> [TASK PROMPT]:
Pull every line containing "Bilens" out of the material below.

Records:
========

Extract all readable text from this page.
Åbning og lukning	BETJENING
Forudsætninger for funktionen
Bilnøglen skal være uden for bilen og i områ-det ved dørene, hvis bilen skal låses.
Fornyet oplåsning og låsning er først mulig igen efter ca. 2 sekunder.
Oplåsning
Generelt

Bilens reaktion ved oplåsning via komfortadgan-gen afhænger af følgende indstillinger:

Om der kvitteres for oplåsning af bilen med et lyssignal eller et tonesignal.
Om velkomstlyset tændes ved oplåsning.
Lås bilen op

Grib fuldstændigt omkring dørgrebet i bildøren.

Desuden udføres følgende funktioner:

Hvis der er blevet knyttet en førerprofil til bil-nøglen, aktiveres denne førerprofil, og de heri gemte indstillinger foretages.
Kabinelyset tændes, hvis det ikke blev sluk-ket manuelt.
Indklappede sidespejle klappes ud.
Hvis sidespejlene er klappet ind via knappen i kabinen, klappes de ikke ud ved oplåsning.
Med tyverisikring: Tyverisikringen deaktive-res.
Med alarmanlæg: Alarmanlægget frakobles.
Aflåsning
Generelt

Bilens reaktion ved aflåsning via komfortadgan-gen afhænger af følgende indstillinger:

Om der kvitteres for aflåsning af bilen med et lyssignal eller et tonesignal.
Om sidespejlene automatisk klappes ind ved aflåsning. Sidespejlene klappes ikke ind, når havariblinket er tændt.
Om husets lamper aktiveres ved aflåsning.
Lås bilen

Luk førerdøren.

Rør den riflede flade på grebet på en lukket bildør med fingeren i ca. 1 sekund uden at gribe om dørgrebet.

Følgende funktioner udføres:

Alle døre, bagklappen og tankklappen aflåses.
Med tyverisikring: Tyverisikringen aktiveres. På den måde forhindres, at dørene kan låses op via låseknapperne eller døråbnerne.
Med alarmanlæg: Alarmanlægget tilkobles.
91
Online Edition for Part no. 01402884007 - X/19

========

> [WRITTEN RESPONSE]:
Bilens reaktion ved oplåsning via komfortadgan-gen afhænger af følgende indstillinger:
Bilens reaktion ved aflåsning via komfortadgan-gen afhænger af følgende indstillinger:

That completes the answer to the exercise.